• [PROBLEM STATEMENT] Filter the records for lines holding the string "Cloud".

Records from a data collection
+ + + + +
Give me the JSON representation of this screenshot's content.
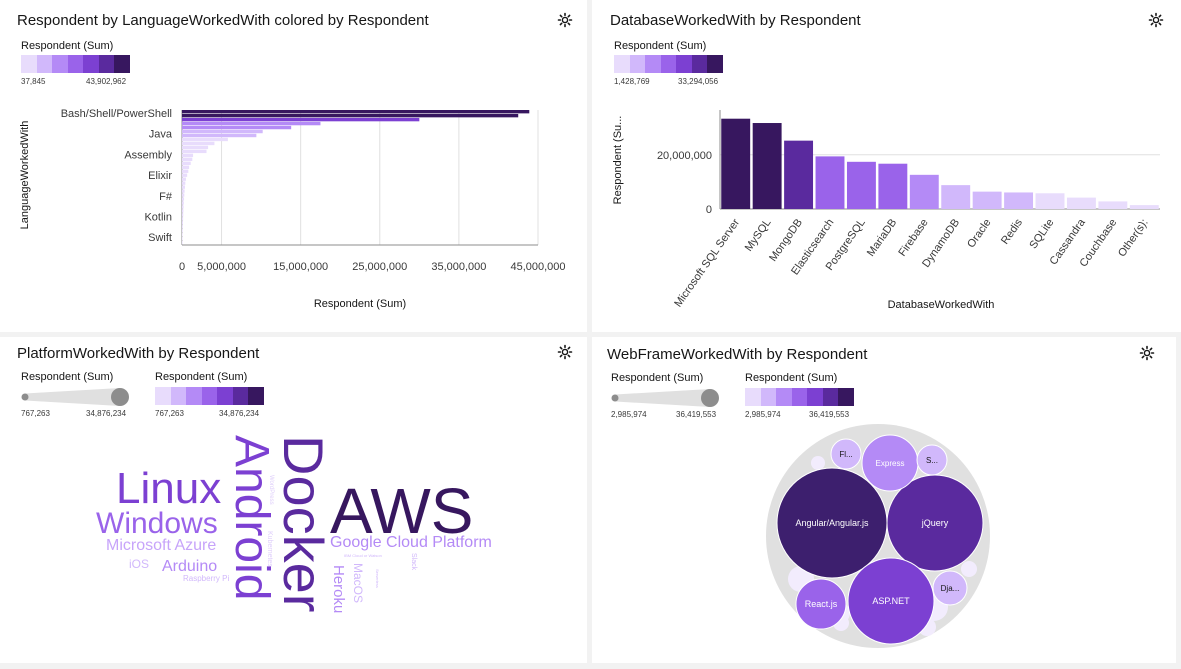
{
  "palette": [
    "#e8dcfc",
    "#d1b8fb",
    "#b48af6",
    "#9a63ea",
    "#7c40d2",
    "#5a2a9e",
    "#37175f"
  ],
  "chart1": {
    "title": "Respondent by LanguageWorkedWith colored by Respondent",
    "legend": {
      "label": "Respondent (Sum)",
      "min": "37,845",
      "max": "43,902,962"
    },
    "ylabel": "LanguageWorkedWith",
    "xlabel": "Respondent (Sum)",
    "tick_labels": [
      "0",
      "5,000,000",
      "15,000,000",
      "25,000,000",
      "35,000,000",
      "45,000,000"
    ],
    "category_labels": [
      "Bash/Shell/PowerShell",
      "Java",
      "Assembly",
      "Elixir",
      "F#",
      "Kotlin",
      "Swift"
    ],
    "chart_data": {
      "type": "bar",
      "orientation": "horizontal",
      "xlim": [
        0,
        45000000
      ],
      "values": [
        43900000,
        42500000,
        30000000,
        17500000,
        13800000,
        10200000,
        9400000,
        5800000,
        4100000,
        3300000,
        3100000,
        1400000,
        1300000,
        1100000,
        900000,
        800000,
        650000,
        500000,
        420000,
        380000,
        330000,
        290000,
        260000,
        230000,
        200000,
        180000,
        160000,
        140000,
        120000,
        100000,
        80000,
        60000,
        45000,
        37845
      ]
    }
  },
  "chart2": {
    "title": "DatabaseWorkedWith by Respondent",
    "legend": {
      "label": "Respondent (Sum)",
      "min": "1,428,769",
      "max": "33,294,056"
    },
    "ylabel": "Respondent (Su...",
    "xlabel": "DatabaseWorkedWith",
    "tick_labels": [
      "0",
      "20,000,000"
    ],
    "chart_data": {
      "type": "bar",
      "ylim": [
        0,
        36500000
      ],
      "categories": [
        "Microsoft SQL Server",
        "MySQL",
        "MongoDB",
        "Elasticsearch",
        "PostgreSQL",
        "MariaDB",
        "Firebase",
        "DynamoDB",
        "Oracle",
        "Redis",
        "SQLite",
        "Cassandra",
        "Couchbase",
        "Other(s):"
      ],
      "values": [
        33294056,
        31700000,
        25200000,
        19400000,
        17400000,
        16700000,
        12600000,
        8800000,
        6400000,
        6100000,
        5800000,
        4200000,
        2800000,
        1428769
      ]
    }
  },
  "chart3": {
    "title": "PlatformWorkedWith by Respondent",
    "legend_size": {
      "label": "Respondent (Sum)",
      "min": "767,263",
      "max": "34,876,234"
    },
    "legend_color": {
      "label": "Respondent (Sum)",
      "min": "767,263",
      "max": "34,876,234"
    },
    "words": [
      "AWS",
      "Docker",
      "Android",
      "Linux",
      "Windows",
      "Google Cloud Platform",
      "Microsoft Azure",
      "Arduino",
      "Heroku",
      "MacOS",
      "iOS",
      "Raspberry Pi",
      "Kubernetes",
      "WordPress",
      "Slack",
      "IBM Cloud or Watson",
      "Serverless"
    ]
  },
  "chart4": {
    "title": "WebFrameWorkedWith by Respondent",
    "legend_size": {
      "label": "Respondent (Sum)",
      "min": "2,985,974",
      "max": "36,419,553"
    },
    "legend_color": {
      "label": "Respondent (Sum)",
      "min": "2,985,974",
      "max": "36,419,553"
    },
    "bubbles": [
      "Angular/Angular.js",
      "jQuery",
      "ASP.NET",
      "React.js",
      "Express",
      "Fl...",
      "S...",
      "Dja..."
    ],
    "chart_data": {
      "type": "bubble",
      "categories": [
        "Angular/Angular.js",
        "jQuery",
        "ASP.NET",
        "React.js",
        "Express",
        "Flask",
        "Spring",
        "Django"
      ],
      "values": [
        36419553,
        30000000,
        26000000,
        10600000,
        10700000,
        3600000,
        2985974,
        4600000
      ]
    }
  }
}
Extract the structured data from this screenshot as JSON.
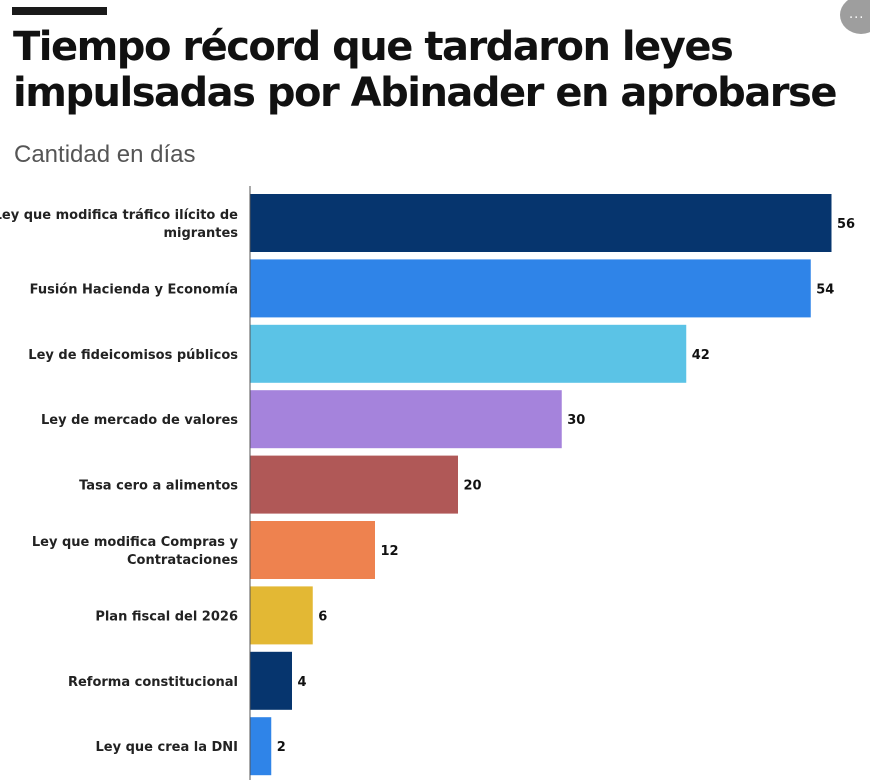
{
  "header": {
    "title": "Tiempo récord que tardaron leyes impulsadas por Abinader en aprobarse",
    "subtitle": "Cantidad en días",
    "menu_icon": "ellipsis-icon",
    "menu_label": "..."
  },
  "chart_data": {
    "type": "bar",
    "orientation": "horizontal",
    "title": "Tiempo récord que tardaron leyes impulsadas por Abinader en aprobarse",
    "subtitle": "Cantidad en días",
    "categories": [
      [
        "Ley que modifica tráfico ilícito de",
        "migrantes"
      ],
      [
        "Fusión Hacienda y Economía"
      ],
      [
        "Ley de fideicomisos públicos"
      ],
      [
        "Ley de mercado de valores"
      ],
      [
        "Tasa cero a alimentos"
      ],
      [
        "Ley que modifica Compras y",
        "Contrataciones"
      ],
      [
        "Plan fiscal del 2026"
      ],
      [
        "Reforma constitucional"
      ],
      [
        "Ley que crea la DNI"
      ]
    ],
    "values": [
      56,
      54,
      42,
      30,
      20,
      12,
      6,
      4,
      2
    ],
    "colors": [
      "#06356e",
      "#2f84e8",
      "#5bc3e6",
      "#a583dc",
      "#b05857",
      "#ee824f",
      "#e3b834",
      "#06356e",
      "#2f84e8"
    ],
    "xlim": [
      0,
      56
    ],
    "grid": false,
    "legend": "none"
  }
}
+ + + + +
• [FULL RESPONSE]
      "Google Cloud Platform",
      "IBM Cloud or Watson",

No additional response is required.